## Given exercise
Repeat the records below exactly.
◇ ◇ ◇
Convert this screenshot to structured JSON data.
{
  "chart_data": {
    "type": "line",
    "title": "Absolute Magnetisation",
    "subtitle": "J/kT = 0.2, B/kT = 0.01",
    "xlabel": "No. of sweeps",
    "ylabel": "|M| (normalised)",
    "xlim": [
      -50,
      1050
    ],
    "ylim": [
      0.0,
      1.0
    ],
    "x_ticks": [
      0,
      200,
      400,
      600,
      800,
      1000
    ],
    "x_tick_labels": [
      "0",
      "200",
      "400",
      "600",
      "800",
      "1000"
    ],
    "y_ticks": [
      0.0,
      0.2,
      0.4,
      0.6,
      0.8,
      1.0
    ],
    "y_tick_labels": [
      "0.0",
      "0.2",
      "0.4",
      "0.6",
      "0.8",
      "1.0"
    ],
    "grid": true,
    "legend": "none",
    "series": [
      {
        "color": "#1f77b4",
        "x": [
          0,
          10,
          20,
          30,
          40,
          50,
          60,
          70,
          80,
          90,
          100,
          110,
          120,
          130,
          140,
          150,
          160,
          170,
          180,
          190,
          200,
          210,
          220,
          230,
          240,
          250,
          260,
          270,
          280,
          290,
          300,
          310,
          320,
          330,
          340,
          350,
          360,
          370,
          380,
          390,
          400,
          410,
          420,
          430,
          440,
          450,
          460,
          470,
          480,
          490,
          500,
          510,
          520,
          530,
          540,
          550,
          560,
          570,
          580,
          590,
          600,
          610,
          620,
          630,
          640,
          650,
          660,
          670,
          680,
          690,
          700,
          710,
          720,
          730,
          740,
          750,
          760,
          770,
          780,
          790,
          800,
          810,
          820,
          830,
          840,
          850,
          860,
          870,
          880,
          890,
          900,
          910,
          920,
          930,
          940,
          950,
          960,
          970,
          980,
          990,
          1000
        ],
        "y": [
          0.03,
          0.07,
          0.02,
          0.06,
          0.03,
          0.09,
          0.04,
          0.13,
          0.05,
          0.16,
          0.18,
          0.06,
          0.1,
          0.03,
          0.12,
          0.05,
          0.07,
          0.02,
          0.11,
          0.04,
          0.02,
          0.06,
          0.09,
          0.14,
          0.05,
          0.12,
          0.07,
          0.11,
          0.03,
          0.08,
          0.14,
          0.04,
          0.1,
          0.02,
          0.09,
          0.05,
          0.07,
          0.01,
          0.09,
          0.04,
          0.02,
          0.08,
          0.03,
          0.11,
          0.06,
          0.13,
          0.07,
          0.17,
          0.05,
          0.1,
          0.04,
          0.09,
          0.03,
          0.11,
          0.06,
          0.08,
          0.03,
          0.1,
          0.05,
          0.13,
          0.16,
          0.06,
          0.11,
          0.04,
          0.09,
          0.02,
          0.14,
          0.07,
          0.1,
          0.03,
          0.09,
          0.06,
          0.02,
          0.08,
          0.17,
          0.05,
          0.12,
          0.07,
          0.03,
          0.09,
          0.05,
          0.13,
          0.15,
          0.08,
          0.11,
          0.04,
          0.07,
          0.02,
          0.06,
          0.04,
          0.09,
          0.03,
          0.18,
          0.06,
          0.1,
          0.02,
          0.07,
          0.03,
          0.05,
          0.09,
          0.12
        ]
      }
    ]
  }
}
◇ ◇ ◇
## The solution
Convert this screenshot to structured JSON data.
{
  "chart_data": {
    "type": "line",
    "title": "Absolute Magnetisation",
    "subtitle": "J/kT = 0.2, B/kT = 0.01",
    "xlabel": "No. of sweeps",
    "ylabel": "|M| (normalised)",
    "xlim": [
      -50,
      1050
    ],
    "ylim": [
      0.0,
      1.0
    ],
    "x_ticks": [
      0,
      200,
      400,
      600,
      800,
      1000
    ],
    "x_tick_labels": [
      "0",
      "200",
      "400",
      "600",
      "800",
      "1000"
    ],
    "y_ticks": [
      0.0,
      0.2,
      0.4,
      0.6,
      0.8,
      1.0
    ],
    "y_tick_labels": [
      "0.0",
      "0.2",
      "0.4",
      "0.6",
      "0.8",
      "1.0"
    ],
    "grid": true,
    "legend": "none",
    "series": [
      {
        "color": "#1f77b4",
        "x": [
          0,
          10,
          20,
          30,
          40,
          50,
          60,
          70,
          80,
          90,
          100,
          110,
          120,
          130,
          140,
          150,
          160,
          170,
          180,
          190,
          200,
          210,
          220,
          230,
          240,
          250,
          260,
          270,
          280,
          290,
          300,
          310,
          320,
          330,
          340,
          350,
          360,
          370,
          380,
          390,
          400,
          410,
          420,
          430,
          440,
          450,
          460,
          470,
          480,
          490,
          500,
          510,
          520,
          530,
          540,
          550,
          560,
          570,
          580,
          590,
          600,
          610,
          620,
          630,
          640,
          650,
          660,
          670,
          680,
          690,
          700,
          710,
          720,
          730,
          740,
          750,
          760,
          770,
          780,
          790,
          800,
          810,
          820,
          830,
          840,
          850,
          860,
          870,
          880,
          890,
          900,
          910,
          920,
          930,
          940,
          950,
          960,
          970,
          980,
          990,
          1000
        ],
        "y": [
          0.03,
          0.07,
          0.02,
          0.06,
          0.03,
          0.09,
          0.04,
          0.13,
          0.05,
          0.16,
          0.18,
          0.06,
          0.1,
          0.03,
          0.12,
          0.05,
          0.07,
          0.02,
          0.11,
          0.04,
          0.02,
          0.06,
          0.09,
          0.14,
          0.05,
          0.12,
          0.07,
          0.11,
          0.03,
          0.08,
          0.14,
          0.04,
          0.1,
          0.02,
          0.09,
          0.05,
          0.07,
          0.01,
          0.09,
          0.04,
          0.02,
          0.08,
          0.03,
          0.11,
          0.06,
          0.13,
          0.07,
          0.17,
          0.05,
          0.1,
          0.04,
          0.09,
          0.03,
          0.11,
          0.06,
          0.08,
          0.03,
          0.1,
          0.05,
          0.13,
          0.16,
          0.06,
          0.11,
          0.04,
          0.09,
          0.02,
          0.14,
          0.07,
          0.1,
          0.03,
          0.09,
          0.06,
          0.02,
          0.08,
          0.17,
          0.05,
          0.12,
          0.07,
          0.03,
          0.09,
          0.05,
          0.13,
          0.15,
          0.08,
          0.11,
          0.04,
          0.07,
          0.02,
          0.06,
          0.04,
          0.09,
          0.03,
          0.18,
          0.06,
          0.1,
          0.02,
          0.07,
          0.03,
          0.05,
          0.09,
          0.12
        ]
      }
    ]
  }
}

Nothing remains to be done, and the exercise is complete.